Collect all lines from the listing that include the string "insectes".

___ Listing ___

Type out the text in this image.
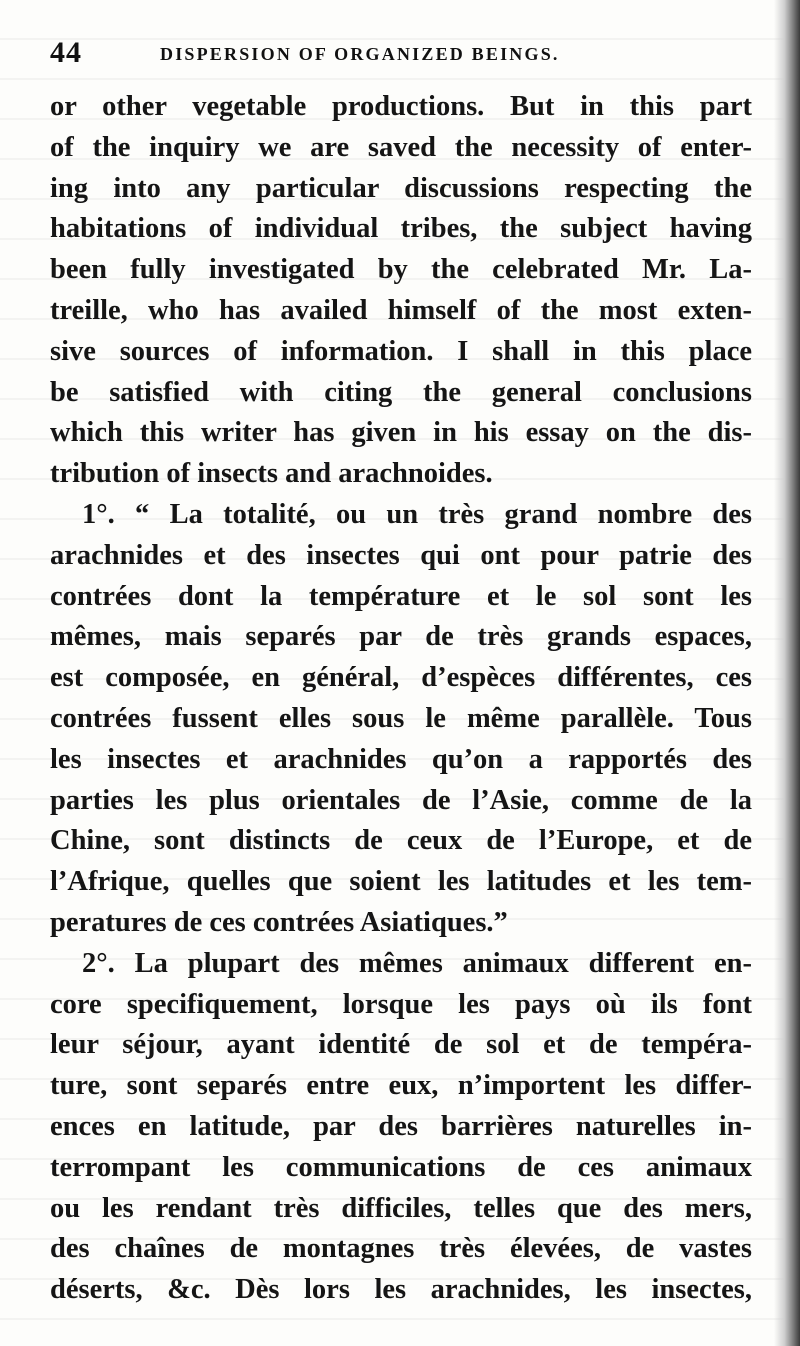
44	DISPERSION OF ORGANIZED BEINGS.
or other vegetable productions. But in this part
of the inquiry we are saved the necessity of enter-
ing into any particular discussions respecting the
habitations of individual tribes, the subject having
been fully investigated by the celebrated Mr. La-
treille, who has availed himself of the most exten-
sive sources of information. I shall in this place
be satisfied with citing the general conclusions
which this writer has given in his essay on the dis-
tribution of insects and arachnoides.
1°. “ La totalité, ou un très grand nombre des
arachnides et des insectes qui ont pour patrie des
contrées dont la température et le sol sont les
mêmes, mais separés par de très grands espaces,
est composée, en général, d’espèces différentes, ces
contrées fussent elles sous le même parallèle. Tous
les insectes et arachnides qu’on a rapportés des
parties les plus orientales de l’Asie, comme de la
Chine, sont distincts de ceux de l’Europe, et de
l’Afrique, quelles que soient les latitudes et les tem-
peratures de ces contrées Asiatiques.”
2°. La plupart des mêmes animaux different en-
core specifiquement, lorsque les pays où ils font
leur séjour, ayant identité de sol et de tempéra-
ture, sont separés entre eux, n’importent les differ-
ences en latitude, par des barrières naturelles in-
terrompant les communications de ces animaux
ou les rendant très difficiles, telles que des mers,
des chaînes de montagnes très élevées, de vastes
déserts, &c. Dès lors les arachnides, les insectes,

___
___ Listing ___

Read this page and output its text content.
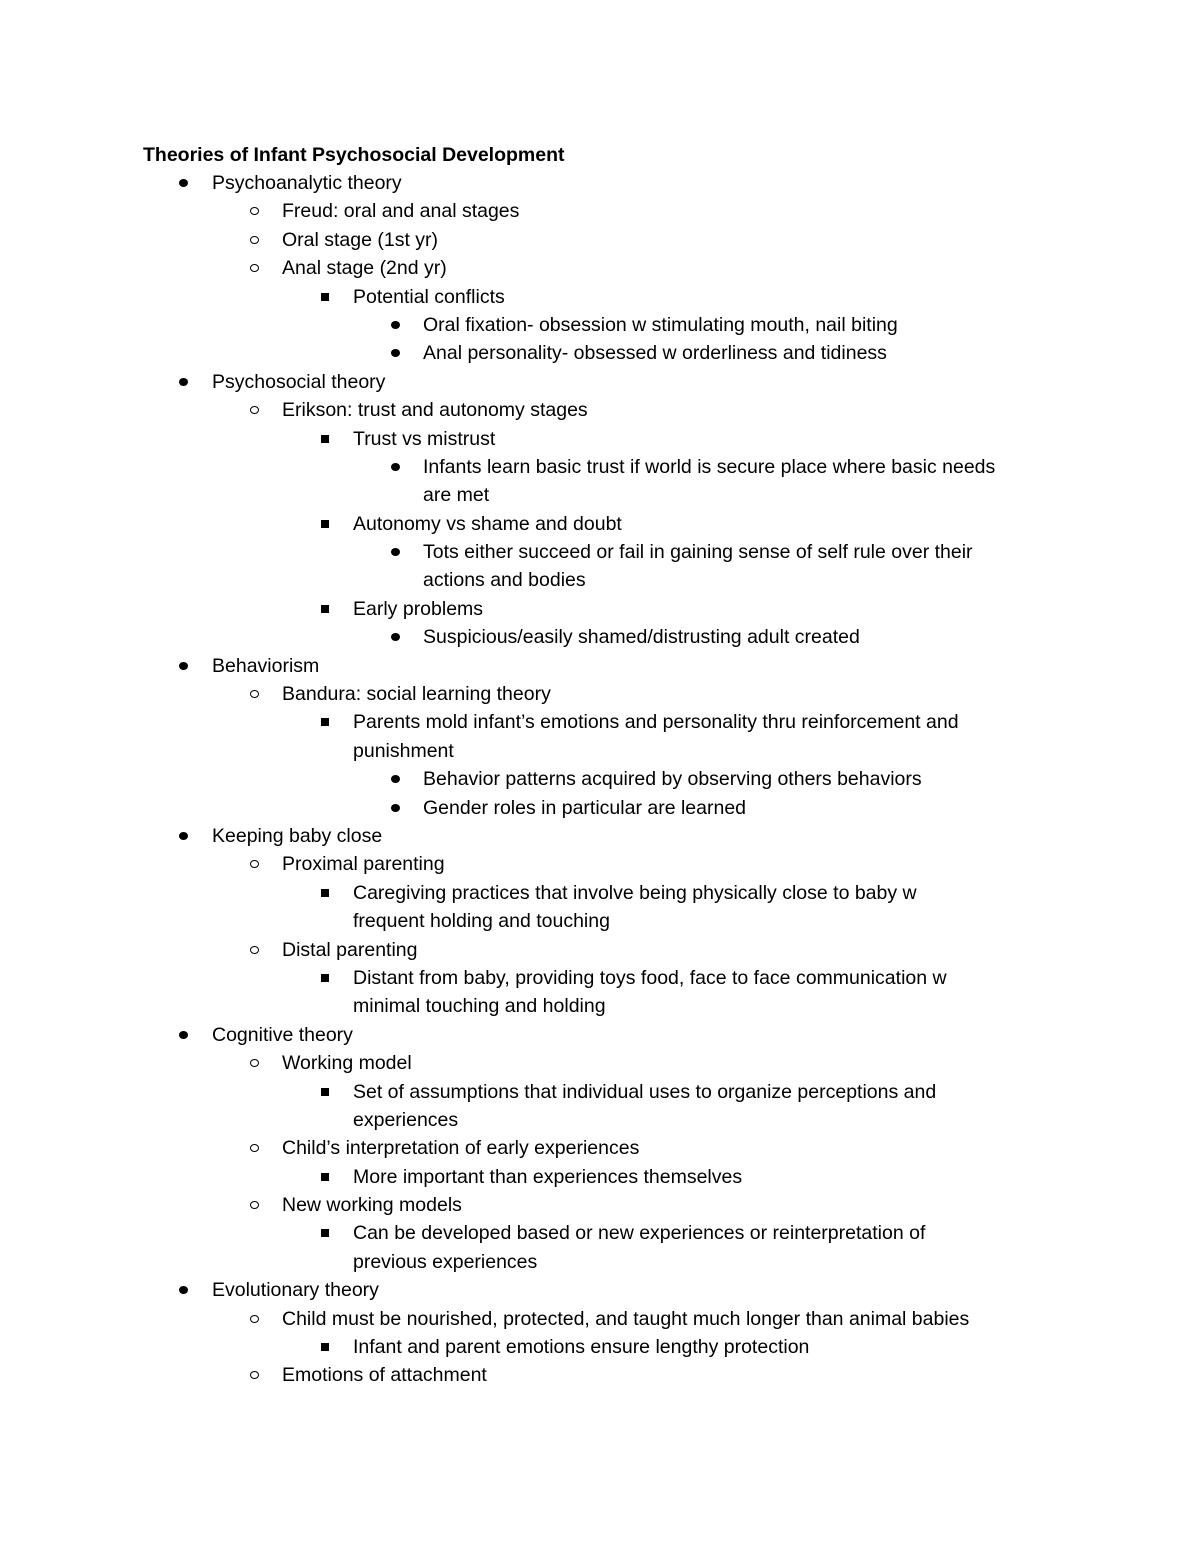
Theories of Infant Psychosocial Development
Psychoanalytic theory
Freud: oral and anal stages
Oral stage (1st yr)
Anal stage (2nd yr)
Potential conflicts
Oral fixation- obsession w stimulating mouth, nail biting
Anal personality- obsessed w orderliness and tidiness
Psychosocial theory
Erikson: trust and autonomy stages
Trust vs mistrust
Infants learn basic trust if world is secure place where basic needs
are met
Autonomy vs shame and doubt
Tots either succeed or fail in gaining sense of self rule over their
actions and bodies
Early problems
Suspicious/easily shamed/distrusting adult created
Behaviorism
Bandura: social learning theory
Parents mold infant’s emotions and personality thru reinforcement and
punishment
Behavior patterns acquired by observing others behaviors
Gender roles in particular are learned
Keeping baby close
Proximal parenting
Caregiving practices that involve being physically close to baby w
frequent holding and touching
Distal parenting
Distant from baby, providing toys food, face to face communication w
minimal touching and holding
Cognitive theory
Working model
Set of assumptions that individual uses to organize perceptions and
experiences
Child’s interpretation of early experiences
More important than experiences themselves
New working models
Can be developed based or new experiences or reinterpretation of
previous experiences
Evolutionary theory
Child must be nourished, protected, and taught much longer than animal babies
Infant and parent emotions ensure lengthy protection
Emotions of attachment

___

Answer to this exercise:
arachnides et des insectes qui ont pour patrie des
les insectes et arachnides qu’on a rapportés des
déserts, &c. Dès lors les arachnides, les insectes,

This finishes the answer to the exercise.